Exercise objective ▸
Quote every one of the rows below word for word, omitting the pictures from your answer.

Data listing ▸
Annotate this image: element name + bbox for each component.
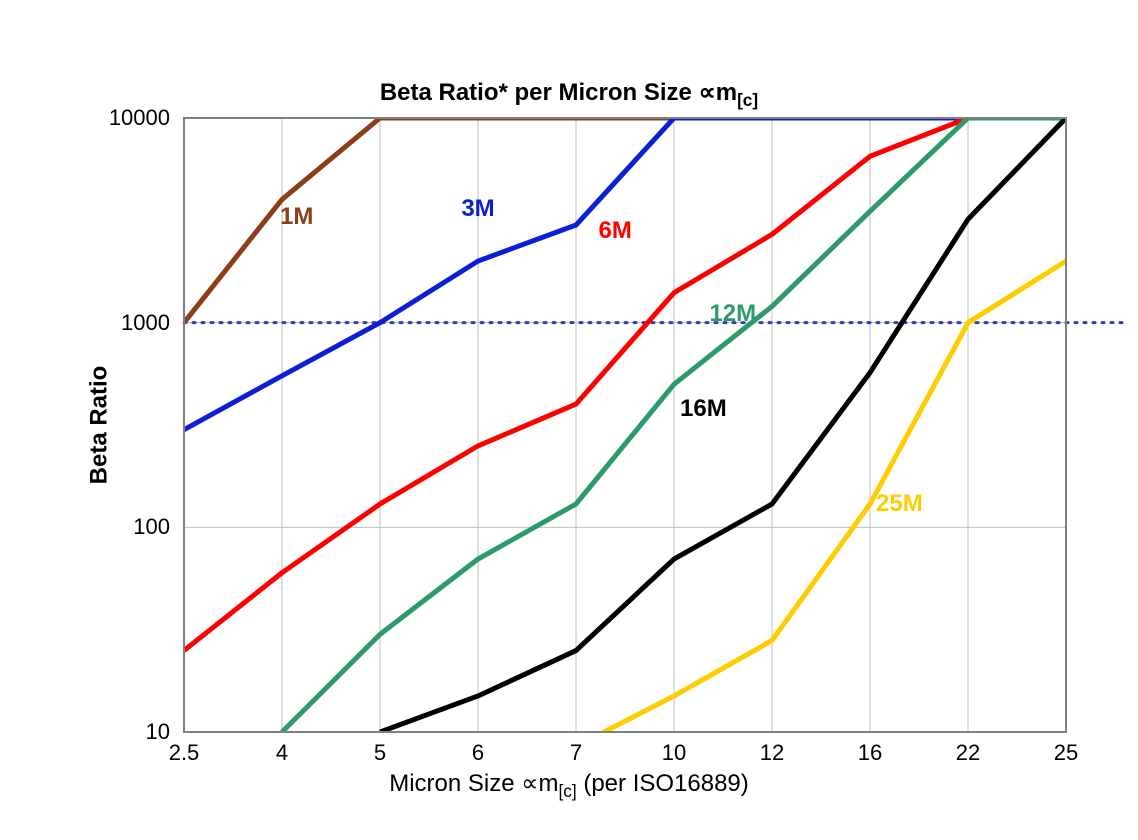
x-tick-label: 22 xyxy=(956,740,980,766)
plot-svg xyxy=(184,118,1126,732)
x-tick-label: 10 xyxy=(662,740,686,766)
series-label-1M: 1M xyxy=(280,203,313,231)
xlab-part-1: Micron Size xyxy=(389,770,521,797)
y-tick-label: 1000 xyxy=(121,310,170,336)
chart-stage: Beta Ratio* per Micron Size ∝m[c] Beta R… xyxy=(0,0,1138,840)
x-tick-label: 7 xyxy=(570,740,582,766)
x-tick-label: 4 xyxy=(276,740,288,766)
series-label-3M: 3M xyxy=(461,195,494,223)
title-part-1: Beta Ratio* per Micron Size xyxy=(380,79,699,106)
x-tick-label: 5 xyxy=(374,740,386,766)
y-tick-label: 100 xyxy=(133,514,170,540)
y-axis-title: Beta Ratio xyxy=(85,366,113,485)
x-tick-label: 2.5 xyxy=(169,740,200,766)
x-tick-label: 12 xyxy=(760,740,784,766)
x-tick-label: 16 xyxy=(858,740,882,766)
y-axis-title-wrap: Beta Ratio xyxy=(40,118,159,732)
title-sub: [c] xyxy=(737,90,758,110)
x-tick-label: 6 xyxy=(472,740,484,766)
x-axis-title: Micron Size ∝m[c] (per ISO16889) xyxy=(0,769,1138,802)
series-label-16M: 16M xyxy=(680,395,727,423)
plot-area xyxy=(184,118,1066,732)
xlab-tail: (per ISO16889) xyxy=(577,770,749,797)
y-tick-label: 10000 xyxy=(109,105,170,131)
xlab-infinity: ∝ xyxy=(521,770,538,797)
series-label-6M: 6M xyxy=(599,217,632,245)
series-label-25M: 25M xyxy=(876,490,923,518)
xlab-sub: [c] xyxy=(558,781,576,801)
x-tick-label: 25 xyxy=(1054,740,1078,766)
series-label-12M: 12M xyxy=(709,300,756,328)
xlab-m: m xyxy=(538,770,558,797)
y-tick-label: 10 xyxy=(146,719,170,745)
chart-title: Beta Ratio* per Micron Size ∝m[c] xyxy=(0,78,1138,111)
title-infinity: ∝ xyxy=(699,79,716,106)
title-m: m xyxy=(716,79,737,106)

Final result ▸
Annotate this image: element name + bbox for each component.
x-tick-label: 22 xyxy=(956,740,980,766)
plot-svg xyxy=(184,118,1126,732)
x-tick-label: 10 xyxy=(662,740,686,766)
series-label-1M: 1M xyxy=(280,203,313,231)
xlab-part-1: Micron Size xyxy=(389,770,521,797)
y-tick-label: 1000 xyxy=(121,310,170,336)
chart-stage: Beta Ratio* per Micron Size ∝m[c] Beta R… xyxy=(0,0,1138,840)
x-tick-label: 7 xyxy=(570,740,582,766)
x-tick-label: 4 xyxy=(276,740,288,766)
series-label-3M: 3M xyxy=(461,195,494,223)
title-part-1: Beta Ratio* per Micron Size xyxy=(380,79,699,106)
x-tick-label: 5 xyxy=(374,740,386,766)
y-tick-label: 100 xyxy=(133,514,170,540)
y-axis-title: Beta Ratio xyxy=(85,366,113,485)
x-tick-label: 2.5 xyxy=(169,740,200,766)
x-tick-label: 12 xyxy=(760,740,784,766)
x-tick-label: 16 xyxy=(858,740,882,766)
y-axis-title-wrap: Beta Ratio xyxy=(40,118,159,732)
title-sub: [c] xyxy=(737,90,758,110)
x-tick-label: 6 xyxy=(472,740,484,766)
x-axis-title: Micron Size ∝m[c] (per ISO16889) xyxy=(0,769,1138,802)
series-label-16M: 16M xyxy=(680,395,727,423)
plot-area xyxy=(184,118,1066,732)
xlab-tail: (per ISO16889) xyxy=(577,770,749,797)
y-tick-label: 10000 xyxy=(109,105,170,131)
xlab-infinity: ∝ xyxy=(521,770,538,797)
series-label-6M: 6M xyxy=(599,217,632,245)
series-label-25M: 25M xyxy=(876,490,923,518)
xlab-sub: [c] xyxy=(558,781,576,801)
x-tick-label: 25 xyxy=(1054,740,1078,766)
series-label-12M: 12M xyxy=(709,300,756,328)
xlab-m: m xyxy=(538,770,558,797)
y-tick-label: 10 xyxy=(146,719,170,745)
chart-title: Beta Ratio* per Micron Size ∝m[c] xyxy=(0,78,1138,111)
title-infinity: ∝ xyxy=(699,79,716,106)
title-m: m xyxy=(716,79,737,106)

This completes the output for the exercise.